-- WHAT YOU SHOULD DO --
Give back every line exactly as it appears, pictures excluded.

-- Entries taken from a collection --
+ + + + + + +

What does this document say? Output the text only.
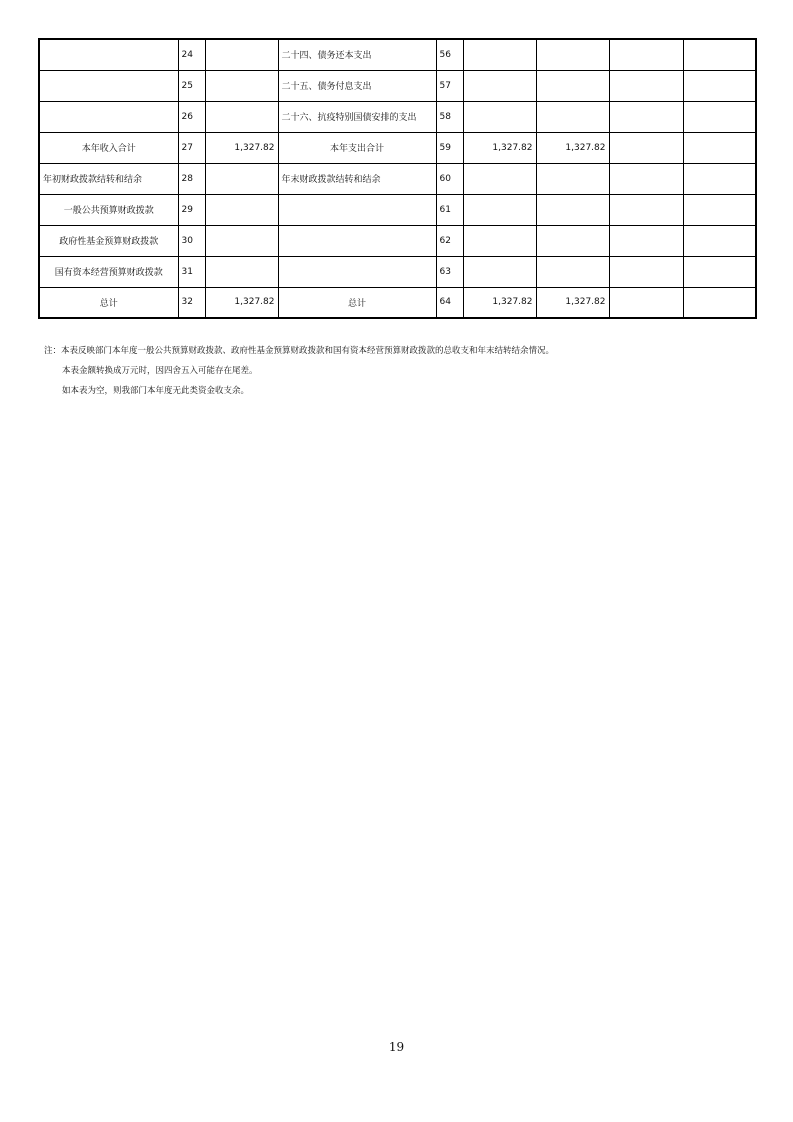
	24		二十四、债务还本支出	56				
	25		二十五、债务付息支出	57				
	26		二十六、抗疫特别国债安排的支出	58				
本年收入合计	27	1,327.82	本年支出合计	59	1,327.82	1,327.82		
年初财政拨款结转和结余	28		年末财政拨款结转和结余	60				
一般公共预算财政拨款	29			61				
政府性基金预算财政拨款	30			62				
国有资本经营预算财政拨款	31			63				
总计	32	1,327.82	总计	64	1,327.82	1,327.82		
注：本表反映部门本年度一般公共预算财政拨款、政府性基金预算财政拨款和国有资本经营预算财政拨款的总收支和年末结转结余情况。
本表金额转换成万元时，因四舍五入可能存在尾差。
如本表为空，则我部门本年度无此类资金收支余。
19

+ + + + + + +

-- RESULT --
What does this document say? Output the text only.
	24		二十四、债务还本支出	56				
	25		二十五、债务付息支出	57				
	26		二十六、抗疫特别国债安排的支出	58				
本年收入合计	27	1,327.82	本年支出合计	59	1,327.82	1,327.82		
年初财政拨款结转和结余	28		年末财政拨款结转和结余	60				
一般公共预算财政拨款	29			61				
政府性基金预算财政拨款	30			62				
国有资本经营预算财政拨款	31			63				
总计	32	1,327.82	总计	64	1,327.82	1,327.82		
注：本表反映部门本年度一般公共预算财政拨款、政府性基金预算财政拨款和国有资本经营预算财政拨款的总收支和年末结转结余情况。
本表金额转换成万元时，因四舍五入可能存在尾差。
如本表为空，则我部门本年度无此类资金收支余。
19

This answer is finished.